**Task directions**. Count how many lines below include the string "медных", and give that number without anything else.

(Dataset records)
──────────────────────────────
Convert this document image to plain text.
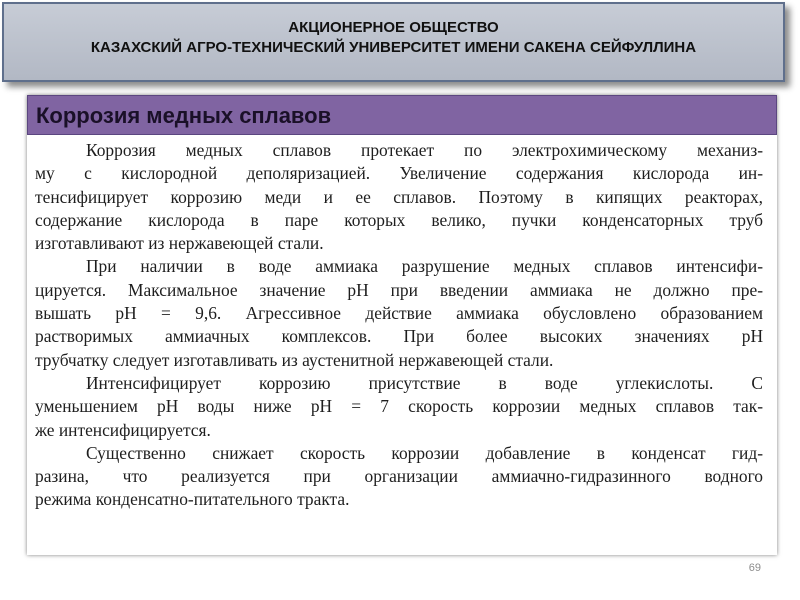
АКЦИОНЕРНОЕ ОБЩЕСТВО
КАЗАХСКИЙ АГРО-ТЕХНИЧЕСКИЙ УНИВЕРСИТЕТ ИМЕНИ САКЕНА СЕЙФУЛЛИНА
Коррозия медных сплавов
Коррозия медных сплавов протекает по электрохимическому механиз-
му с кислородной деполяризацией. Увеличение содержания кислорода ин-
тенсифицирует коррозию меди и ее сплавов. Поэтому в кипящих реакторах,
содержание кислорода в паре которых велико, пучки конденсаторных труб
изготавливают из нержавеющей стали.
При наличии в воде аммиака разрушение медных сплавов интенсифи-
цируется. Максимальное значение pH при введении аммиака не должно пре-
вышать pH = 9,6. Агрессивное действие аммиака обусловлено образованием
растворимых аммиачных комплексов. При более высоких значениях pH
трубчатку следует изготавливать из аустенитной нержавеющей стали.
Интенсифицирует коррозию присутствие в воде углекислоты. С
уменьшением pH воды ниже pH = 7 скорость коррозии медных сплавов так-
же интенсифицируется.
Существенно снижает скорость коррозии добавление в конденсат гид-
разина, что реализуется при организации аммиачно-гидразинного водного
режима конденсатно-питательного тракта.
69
──────────────────────────────
**Exercise solution**. 4